» To do: In the material below, find each line holding the string "习近平总书记指出" and copy it.

================

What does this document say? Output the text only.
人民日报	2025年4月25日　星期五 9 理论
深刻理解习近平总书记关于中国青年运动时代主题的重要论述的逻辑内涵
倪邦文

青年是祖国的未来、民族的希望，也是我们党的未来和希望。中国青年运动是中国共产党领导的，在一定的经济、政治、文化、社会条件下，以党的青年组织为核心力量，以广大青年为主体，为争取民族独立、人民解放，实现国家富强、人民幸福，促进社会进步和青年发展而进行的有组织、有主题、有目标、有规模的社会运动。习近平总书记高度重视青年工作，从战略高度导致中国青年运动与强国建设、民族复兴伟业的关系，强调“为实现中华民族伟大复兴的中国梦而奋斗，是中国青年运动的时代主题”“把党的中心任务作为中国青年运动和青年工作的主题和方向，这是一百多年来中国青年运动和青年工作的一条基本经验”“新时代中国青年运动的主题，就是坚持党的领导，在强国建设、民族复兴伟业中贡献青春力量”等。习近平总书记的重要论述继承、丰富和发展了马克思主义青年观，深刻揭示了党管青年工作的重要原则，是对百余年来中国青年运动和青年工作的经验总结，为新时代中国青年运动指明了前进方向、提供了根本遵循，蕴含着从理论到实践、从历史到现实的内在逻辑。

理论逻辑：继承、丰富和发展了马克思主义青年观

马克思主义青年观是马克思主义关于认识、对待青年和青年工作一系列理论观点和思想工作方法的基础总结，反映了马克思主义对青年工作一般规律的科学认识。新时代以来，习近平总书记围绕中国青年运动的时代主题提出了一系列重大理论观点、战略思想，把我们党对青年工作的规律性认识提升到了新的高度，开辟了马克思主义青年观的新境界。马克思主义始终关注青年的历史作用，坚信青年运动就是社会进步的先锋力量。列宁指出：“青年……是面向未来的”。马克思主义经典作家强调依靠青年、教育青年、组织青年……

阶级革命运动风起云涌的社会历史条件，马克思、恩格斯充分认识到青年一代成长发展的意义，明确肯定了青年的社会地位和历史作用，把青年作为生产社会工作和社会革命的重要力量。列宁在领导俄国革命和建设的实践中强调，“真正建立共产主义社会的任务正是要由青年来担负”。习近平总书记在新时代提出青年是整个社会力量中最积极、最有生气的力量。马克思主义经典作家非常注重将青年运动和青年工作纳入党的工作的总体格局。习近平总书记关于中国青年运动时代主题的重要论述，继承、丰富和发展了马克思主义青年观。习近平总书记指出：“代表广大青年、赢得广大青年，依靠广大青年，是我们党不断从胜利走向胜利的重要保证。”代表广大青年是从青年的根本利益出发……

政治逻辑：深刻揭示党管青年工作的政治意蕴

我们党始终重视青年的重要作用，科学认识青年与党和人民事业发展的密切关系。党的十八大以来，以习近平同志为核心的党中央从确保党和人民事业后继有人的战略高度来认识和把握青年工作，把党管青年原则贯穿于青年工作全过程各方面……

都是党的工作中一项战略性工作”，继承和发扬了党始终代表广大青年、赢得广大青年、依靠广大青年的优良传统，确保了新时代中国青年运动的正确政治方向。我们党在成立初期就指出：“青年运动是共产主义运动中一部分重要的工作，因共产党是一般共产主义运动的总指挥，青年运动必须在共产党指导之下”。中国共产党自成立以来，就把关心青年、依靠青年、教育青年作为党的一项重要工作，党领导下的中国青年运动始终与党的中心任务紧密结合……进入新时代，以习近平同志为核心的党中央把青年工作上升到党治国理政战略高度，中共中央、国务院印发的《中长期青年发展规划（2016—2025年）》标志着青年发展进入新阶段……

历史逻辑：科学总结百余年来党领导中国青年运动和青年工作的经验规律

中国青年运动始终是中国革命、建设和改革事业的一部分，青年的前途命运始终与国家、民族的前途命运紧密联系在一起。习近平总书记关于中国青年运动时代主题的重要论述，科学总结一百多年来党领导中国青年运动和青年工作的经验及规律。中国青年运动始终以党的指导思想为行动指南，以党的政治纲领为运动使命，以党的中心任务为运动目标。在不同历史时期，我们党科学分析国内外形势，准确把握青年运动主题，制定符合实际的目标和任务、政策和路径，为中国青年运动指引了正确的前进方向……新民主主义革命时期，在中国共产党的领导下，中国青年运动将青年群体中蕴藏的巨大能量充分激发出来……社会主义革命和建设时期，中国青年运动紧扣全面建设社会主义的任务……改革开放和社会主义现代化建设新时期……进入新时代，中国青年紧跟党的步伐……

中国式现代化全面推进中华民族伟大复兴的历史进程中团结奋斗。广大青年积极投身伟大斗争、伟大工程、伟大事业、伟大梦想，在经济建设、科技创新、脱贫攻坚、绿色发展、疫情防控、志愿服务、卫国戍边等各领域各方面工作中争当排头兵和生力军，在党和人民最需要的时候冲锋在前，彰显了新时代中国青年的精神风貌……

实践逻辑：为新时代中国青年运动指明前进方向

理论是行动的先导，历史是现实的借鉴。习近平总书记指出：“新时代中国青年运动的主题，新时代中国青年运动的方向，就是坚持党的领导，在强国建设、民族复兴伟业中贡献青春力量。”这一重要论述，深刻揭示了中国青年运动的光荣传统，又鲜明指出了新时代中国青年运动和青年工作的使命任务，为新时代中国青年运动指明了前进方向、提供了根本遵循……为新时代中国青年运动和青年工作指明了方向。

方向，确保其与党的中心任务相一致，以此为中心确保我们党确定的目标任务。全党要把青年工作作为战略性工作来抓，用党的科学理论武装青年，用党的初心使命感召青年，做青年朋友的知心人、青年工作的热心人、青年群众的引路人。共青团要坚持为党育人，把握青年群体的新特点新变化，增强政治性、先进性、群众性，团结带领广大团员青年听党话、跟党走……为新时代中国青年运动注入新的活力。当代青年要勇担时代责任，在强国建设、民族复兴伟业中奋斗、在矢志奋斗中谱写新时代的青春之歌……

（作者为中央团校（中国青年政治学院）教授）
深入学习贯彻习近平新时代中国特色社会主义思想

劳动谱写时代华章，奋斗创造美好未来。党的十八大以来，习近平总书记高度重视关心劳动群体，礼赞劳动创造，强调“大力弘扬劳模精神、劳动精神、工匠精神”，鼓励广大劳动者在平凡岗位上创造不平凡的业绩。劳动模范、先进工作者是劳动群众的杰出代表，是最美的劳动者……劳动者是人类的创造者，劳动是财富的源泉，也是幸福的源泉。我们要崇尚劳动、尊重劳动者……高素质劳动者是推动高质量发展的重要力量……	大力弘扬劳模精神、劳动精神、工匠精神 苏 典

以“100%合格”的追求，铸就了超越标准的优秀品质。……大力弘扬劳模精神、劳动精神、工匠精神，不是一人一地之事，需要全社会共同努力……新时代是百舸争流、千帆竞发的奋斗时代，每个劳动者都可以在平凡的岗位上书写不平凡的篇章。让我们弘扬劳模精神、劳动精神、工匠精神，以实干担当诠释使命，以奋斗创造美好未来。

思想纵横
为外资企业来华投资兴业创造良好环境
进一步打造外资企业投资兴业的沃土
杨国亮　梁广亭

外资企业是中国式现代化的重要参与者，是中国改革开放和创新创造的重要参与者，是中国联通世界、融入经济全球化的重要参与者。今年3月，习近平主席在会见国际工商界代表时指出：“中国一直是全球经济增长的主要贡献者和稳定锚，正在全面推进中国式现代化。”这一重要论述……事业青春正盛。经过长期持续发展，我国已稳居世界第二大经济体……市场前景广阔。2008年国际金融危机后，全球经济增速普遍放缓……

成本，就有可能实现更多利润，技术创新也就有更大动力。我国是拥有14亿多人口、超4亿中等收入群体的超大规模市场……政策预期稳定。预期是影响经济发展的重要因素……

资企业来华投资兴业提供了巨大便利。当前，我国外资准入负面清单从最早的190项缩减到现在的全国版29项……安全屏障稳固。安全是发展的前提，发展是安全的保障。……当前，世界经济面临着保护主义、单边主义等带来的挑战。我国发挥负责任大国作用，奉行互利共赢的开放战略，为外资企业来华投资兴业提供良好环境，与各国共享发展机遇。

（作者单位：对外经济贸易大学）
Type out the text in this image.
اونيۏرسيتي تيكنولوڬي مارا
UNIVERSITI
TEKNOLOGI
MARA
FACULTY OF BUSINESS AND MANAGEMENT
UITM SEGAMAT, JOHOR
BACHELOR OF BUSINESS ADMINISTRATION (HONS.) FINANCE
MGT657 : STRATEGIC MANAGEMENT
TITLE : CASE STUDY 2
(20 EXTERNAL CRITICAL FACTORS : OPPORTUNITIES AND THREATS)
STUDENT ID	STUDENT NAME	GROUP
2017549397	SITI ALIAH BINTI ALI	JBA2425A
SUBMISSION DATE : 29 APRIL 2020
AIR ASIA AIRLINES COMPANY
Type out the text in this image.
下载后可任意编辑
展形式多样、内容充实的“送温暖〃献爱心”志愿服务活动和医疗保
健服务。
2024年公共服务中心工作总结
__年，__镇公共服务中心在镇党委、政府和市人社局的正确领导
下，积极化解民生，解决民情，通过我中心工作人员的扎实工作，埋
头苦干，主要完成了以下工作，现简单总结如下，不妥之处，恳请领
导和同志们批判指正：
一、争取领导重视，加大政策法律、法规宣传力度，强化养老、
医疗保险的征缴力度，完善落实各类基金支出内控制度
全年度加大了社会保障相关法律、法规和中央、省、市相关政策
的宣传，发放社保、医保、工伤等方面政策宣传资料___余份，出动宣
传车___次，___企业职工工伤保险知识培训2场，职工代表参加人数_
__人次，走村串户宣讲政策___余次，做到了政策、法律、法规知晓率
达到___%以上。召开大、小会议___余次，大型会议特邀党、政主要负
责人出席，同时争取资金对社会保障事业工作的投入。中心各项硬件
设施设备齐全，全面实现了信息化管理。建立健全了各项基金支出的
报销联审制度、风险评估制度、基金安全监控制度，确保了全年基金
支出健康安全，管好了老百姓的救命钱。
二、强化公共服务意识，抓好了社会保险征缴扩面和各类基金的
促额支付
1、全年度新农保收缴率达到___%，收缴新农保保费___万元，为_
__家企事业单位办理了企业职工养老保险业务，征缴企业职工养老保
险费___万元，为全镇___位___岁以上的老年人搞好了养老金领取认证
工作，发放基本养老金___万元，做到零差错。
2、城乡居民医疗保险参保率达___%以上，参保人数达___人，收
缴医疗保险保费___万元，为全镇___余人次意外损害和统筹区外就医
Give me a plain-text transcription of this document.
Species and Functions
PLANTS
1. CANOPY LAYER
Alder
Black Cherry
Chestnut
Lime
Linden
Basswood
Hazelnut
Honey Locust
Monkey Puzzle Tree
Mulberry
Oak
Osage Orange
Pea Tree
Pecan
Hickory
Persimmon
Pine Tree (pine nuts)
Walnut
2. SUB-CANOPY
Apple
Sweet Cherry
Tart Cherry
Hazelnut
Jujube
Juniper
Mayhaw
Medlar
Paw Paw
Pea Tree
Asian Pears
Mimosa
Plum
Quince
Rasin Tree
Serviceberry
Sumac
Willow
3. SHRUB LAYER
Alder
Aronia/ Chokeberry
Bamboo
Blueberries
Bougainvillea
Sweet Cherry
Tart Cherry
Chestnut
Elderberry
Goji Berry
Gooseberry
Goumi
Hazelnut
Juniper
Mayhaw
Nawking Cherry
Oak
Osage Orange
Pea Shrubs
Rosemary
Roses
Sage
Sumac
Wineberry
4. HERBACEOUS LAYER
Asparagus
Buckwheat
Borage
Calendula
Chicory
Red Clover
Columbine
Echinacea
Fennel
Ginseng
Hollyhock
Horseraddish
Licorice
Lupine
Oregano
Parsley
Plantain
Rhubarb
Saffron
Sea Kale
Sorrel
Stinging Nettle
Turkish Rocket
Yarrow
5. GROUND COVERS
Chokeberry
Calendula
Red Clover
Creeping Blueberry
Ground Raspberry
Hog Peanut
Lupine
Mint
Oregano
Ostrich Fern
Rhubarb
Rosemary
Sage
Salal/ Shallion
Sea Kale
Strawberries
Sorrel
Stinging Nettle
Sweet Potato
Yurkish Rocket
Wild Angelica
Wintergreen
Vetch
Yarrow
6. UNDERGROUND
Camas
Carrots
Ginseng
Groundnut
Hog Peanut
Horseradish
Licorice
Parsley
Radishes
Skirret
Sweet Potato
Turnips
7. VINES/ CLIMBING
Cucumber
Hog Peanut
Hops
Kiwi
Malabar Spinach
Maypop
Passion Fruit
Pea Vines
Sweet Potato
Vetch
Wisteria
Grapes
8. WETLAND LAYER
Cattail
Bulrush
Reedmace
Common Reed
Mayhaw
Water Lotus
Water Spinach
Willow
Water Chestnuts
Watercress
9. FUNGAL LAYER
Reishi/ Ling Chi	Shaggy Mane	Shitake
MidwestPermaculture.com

================

» Reply:
阶级革命运动风起云涌的社会历史条件，马克思、恩格斯充分认识到青年一代成长发展的意义，明确肯定了青年的社会地位和历史作用，把青年作为生产社会工作和社会革命的重要力量。列宁在领导俄国革命和建设的实践中强调，“真正建立共产主义社会的任务正是要由青年来担负”。习近平总书记在新时代提出青年是整个社会力量中最积极、最有生气的力量。马克思主义经典作家非常注重将青年运动和青年工作纳入党的工作的总体格局。习近平总书记关于中国青年运动时代主题的重要论述，继承、丰富和发展了马克思主义青年观。习近平总书记指出：“代表广大青年、赢得广大青年，依靠广大青年，是我们党不断从胜利走向胜利的重要保证。”代表广大青年是从青年的根本利益出发……
理论是行动的先导，历史是现实的借鉴。习近平总书记指出：“新时代中国青年运动的主题，新时代中国青年运动的方向，就是坚持党的领导，在强国建设、民族复兴伟业中贡献青春力量。”这一重要论述，深刻揭示了中国青年运动的光荣传统，又鲜明指出了新时代中国青年运动和青年工作的使命任务，为新时代中国青年运动指明了前进方向、提供了根本遵循……为新时代中国青年运动和青年工作指明了方向。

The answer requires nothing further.